The input:
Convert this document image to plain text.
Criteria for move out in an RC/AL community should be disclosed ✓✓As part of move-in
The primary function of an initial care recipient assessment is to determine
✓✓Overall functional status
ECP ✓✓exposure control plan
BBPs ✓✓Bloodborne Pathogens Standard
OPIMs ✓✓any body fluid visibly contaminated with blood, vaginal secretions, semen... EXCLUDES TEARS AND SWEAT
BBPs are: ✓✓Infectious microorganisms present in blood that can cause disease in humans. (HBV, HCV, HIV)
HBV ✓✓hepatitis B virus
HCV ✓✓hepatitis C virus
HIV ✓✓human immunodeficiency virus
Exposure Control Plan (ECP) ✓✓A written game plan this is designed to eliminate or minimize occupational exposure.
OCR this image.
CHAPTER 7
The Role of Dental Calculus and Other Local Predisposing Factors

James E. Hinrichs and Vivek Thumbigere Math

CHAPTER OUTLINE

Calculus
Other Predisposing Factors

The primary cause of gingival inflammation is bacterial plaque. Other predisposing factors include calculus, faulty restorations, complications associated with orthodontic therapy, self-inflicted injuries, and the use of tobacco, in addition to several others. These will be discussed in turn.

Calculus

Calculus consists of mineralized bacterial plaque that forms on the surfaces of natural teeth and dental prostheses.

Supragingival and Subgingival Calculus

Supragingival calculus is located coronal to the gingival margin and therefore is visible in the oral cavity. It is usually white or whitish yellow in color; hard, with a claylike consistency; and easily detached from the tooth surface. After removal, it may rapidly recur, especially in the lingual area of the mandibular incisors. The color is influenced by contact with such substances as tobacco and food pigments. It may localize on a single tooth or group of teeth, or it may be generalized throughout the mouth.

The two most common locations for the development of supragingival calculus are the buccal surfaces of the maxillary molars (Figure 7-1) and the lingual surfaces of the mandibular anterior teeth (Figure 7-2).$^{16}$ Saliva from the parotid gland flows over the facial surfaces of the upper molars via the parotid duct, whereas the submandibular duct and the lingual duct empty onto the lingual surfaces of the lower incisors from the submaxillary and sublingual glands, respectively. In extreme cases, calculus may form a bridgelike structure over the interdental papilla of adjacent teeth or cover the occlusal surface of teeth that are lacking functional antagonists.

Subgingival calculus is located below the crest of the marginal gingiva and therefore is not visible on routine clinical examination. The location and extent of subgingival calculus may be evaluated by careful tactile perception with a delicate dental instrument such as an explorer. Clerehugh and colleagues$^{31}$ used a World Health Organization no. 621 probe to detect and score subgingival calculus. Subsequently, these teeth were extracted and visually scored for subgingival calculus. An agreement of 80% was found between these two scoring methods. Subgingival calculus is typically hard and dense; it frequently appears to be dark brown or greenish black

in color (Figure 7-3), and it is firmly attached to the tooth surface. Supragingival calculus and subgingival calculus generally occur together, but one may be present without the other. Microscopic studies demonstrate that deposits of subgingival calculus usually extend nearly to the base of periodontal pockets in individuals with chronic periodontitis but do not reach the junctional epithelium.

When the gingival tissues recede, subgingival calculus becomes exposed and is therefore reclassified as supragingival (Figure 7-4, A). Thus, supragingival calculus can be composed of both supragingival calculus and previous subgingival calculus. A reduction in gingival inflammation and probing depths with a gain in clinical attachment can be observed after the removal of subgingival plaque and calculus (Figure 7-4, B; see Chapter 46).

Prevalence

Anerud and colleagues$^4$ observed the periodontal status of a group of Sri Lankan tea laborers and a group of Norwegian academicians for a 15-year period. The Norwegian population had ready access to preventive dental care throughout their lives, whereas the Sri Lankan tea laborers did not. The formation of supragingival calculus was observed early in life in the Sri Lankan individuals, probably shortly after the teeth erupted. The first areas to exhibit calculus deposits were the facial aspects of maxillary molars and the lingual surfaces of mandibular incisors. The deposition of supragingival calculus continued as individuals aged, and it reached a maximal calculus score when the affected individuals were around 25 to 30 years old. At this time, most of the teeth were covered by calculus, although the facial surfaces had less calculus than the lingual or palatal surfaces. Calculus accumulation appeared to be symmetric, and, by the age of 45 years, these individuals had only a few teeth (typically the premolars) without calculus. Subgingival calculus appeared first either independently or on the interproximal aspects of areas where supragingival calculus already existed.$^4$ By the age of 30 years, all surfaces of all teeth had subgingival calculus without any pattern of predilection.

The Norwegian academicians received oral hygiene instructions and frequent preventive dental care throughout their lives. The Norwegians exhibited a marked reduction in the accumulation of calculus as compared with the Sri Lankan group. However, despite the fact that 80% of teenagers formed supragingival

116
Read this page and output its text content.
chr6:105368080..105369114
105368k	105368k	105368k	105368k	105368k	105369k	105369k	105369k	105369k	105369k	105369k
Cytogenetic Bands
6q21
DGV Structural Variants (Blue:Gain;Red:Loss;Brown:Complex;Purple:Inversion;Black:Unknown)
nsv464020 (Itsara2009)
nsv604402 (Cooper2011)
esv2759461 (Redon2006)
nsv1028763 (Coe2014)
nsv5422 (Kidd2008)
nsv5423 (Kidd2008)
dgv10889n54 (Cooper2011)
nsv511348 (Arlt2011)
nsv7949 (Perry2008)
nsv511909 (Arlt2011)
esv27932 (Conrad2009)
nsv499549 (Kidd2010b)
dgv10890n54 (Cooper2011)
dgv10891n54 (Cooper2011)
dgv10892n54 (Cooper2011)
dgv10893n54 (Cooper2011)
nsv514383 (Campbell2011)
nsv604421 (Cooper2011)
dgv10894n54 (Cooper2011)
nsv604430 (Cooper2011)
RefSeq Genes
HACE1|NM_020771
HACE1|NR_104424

Your objective:
From the preceding material, extract every line exactly.

Answer box:
Convert this document image to plain text.
Criteria for move out in an RC/AL community should be disclosed ✓✓As part of move-in
The primary function of an initial care recipient assessment is to determine
✓✓Overall functional status
ECP ✓✓exposure control plan
BBPs ✓✓Bloodborne Pathogens Standard
OPIMs ✓✓any body fluid visibly contaminated with blood, vaginal secretions, semen... EXCLUDES TEARS AND SWEAT
BBPs are: ✓✓Infectious microorganisms present in blood that can cause disease in humans. (HBV, HCV, HIV)
HBV ✓✓hepatitis B virus
HCV ✓✓hepatitis C virus
HIV ✓✓human immunodeficiency virus
Exposure Control Plan (ECP) ✓✓A written game plan this is designed to eliminate or minimize occupational exposure.
OCR this image.
CHAPTER 7
The Role of Dental Calculus and Other Local Predisposing Factors

James E. Hinrichs and Vivek Thumbigere Math

CHAPTER OUTLINE

Calculus
Other Predisposing Factors

The primary cause of gingival inflammation is bacterial plaque. Other predisposing factors include calculus, faulty restorations, complications associated with orthodontic therapy, self-inflicted injuries, and the use of tobacco, in addition to several others. These will be discussed in turn.

Calculus

Calculus consists of mineralized bacterial plaque that forms on the surfaces of natural teeth and dental prostheses.

Supragingival and Subgingival Calculus

Supragingival calculus is located coronal to the gingival margin and therefore is visible in the oral cavity. It is usually white or whitish yellow in color; hard, with a claylike consistency; and easily detached from the tooth surface. After removal, it may rapidly recur, especially in the lingual area of the mandibular incisors. The color is influenced by contact with such substances as tobacco and food pigments. It may localize on a single tooth or group of teeth, or it may be generalized throughout the mouth.

The two most common locations for the development of supragingival calculus are the buccal surfaces of the maxillary molars (Figure 7-1) and the lingual surfaces of the mandibular anterior teeth (Figure 7-2).$^{16}$ Saliva from the parotid gland flows over the facial surfaces of the upper molars via the parotid duct, whereas the submandibular duct and the lingual duct empty onto the lingual surfaces of the lower incisors from the submaxillary and sublingual glands, respectively. In extreme cases, calculus may form a bridgelike structure over the interdental papilla of adjacent teeth or cover the occlusal surface of teeth that are lacking functional antagonists.

Subgingival calculus is located below the crest of the marginal gingiva and therefore is not visible on routine clinical examination. The location and extent of subgingival calculus may be evaluated by careful tactile perception with a delicate dental instrument such as an explorer. Clerehugh and colleagues$^{31}$ used a World Health Organization no. 621 probe to detect and score subgingival calculus. Subsequently, these teeth were extracted and visually scored for subgingival calculus. An agreement of 80% was found between these two scoring methods. Subgingival calculus is typically hard and dense; it frequently appears to be dark brown or greenish black

in color (Figure 7-3), and it is firmly attached to the tooth surface. Supragingival calculus and subgingival calculus generally occur together, but one may be present without the other. Microscopic studies demonstrate that deposits of subgingival calculus usually extend nearly to the base of periodontal pockets in individuals with chronic periodontitis but do not reach the junctional epithelium.

When the gingival tissues recede, subgingival calculus becomes exposed and is therefore reclassified as supragingival (Figure 7-4, A). Thus, supragingival calculus can be composed of both supragingival calculus and previous subgingival calculus. A reduction in gingival inflammation and probing depths with a gain in clinical attachment can be observed after the removal of subgingival plaque and calculus (Figure 7-4, B; see Chapter 46).

Prevalence

Anerud and colleagues$^4$ observed the periodontal status of a group of Sri Lankan tea laborers and a group of Norwegian academicians for a 15-year period. The Norwegian population had ready access to preventive dental care throughout their lives, whereas the Sri Lankan tea laborers did not. The formation of supragingival calculus was observed early in life in the Sri Lankan individuals, probably shortly after the teeth erupted. The first areas to exhibit calculus deposits were the facial aspects of maxillary molars and the lingual surfaces of mandibular incisors. The deposition of supragingival calculus continued as individuals aged, and it reached a maximal calculus score when the affected individuals were around 25 to 30 years old. At this time, most of the teeth were covered by calculus, although the facial surfaces had less calculus than the lingual or palatal surfaces. Calculus accumulation appeared to be symmetric, and, by the age of 45 years, these individuals had only a few teeth (typically the premolars) without calculus. Subgingival calculus appeared first either independently or on the interproximal aspects of areas where supragingival calculus already existed.$^4$ By the age of 30 years, all surfaces of all teeth had subgingival calculus without any pattern of predilection.

The Norwegian academicians received oral hygiene instructions and frequent preventive dental care throughout their lives. The Norwegians exhibited a marked reduction in the accumulation of calculus as compared with the Sri Lankan group. However, despite the fact that 80% of teenagers formed supragingival

116
Read this page and output its text content.
chr6:105368080..105369114
105368k	105368k	105368k	105368k	105368k	105369k	105369k	105369k	105369k	105369k	105369k
Cytogenetic Bands
6q21
DGV Structural Variants (Blue:Gain;Red:Loss;Brown:Complex;Purple:Inversion;Black:Unknown)
nsv464020 (Itsara2009)
nsv604402 (Cooper2011)
esv2759461 (Redon2006)
nsv1028763 (Coe2014)
nsv5422 (Kidd2008)
nsv5423 (Kidd2008)
dgv10889n54 (Cooper2011)
nsv511348 (Arlt2011)
nsv7949 (Perry2008)
nsv511909 (Arlt2011)
esv27932 (Conrad2009)
nsv499549 (Kidd2010b)
dgv10890n54 (Cooper2011)
dgv10891n54 (Cooper2011)
dgv10892n54 (Cooper2011)
dgv10893n54 (Cooper2011)
nsv514383 (Campbell2011)
nsv604421 (Cooper2011)
dgv10894n54 (Cooper2011)
nsv604430 (Cooper2011)
RefSeq Genes
HACE1|NM_020771
HACE1|NR_104424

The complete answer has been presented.